* [JOB]: Give the count of lines that include the string "name". Add nothing to it.
— START MATERIAL —
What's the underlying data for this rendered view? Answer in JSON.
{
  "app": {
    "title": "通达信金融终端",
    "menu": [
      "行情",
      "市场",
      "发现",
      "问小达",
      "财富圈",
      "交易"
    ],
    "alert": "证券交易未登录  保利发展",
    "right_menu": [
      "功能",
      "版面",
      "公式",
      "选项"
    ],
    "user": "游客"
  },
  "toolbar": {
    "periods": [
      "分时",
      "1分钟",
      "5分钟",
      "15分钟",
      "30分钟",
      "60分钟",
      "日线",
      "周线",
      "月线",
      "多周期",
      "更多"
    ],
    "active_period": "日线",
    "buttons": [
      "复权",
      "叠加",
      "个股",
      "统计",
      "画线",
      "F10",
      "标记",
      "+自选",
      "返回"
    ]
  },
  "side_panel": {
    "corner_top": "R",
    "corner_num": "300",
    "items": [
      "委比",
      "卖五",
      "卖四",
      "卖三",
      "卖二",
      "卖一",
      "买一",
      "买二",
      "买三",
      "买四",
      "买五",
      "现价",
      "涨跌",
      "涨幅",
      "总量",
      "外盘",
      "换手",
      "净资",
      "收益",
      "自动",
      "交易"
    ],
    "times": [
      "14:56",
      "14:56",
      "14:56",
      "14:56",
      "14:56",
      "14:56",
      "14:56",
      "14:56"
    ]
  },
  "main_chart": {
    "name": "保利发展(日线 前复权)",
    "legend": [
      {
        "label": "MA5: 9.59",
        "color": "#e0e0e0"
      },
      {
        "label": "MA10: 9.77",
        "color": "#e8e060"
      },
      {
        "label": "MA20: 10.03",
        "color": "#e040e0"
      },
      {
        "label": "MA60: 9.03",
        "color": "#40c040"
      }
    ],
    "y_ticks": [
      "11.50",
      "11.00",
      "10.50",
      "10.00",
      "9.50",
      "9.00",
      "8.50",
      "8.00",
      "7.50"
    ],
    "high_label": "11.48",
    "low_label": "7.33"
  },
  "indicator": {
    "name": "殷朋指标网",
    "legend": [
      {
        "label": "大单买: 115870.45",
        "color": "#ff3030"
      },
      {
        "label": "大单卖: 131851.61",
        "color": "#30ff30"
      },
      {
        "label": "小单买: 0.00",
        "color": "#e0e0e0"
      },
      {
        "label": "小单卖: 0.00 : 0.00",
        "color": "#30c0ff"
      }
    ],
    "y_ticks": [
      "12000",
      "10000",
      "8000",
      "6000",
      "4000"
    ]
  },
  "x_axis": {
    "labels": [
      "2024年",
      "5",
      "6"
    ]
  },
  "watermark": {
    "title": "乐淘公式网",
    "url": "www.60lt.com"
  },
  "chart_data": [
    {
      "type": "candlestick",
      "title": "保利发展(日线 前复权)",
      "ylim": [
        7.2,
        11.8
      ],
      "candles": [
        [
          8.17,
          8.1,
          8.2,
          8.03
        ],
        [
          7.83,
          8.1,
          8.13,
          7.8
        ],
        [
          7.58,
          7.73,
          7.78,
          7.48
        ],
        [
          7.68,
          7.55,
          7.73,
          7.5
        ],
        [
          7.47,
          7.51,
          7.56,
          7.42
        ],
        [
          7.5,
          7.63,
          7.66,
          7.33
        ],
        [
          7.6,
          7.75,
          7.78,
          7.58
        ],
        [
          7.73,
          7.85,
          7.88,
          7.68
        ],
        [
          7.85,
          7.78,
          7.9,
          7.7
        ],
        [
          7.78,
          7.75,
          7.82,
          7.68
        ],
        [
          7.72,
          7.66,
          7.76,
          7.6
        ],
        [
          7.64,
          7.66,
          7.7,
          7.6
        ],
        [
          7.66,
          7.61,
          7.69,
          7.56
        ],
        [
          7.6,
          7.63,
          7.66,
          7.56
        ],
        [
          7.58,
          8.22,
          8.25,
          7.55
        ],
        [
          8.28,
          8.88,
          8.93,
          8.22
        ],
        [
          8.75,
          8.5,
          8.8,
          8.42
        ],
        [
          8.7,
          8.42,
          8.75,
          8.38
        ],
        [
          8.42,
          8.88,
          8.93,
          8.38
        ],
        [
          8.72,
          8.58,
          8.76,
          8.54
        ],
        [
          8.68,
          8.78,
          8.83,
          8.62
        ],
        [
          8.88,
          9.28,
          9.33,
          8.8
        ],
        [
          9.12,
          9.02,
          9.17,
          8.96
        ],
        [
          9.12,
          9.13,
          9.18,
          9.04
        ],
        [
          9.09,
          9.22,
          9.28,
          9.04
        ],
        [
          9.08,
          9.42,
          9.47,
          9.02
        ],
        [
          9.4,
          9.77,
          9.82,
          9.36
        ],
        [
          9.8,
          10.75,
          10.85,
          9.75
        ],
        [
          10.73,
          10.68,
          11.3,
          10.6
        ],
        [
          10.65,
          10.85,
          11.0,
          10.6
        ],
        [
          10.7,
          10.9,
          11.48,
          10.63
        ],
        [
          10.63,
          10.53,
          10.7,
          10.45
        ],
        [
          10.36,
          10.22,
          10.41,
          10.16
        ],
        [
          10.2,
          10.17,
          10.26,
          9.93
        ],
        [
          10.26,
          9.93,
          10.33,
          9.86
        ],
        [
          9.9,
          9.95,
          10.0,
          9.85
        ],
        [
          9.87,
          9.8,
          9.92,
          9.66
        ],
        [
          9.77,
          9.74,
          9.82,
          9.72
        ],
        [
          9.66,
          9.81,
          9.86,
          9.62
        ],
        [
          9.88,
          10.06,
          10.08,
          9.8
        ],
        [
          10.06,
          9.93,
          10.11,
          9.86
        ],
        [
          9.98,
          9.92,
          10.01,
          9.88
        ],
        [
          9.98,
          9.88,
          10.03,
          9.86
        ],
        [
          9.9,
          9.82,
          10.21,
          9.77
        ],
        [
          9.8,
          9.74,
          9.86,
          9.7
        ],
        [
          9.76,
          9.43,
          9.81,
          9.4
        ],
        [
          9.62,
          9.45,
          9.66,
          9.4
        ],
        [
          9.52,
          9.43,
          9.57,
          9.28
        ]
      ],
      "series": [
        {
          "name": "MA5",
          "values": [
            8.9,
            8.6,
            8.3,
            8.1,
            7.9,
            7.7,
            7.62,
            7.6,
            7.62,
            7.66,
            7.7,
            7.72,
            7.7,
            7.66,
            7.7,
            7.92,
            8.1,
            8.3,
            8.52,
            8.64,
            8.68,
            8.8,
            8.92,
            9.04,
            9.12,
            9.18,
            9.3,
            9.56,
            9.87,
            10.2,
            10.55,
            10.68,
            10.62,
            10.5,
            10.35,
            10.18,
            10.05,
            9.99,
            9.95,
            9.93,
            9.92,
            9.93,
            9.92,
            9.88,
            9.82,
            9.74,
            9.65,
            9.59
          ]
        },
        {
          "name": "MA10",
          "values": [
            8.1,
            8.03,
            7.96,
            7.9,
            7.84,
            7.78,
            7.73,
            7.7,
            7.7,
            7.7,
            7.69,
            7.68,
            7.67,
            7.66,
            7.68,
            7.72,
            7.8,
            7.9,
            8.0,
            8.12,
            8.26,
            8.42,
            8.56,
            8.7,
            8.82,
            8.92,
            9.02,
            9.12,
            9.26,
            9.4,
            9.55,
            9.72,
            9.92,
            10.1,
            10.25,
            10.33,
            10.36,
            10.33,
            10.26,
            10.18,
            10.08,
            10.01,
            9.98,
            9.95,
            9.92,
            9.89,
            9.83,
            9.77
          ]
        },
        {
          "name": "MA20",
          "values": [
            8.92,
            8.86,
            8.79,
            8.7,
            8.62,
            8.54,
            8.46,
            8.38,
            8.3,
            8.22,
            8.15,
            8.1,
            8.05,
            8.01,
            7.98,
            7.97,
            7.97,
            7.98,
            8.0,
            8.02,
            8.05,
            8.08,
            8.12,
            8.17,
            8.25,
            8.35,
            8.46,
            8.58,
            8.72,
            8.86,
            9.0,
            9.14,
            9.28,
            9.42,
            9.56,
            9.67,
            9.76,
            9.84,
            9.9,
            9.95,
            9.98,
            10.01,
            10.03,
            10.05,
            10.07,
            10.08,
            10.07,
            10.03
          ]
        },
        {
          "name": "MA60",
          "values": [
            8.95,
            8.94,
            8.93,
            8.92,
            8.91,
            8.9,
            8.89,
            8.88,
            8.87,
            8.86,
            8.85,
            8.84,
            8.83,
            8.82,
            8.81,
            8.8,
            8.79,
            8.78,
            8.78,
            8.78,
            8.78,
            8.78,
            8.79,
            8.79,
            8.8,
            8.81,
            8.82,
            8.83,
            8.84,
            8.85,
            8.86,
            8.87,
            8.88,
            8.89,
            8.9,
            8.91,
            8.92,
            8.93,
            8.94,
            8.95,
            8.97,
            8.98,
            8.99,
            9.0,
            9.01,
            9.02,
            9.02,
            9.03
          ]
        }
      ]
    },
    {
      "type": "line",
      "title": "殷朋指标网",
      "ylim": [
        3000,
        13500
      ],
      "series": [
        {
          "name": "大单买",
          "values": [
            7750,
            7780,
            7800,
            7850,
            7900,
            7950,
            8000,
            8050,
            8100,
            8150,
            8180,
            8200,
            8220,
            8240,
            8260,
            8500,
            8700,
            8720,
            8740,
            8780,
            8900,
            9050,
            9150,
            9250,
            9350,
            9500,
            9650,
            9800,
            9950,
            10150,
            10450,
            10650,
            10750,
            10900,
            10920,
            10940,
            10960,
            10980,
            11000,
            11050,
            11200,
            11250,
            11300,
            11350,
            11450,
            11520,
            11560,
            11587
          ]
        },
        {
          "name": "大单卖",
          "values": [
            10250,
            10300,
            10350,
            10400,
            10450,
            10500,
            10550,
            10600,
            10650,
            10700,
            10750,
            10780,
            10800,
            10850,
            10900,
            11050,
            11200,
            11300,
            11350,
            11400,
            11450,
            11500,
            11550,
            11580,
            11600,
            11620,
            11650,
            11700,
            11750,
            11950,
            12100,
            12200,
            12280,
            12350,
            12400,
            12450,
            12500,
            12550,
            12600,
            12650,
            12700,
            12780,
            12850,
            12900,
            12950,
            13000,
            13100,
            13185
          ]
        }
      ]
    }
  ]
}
— END MATERIAL —
* [OUTPUT OF THE TASK]: 8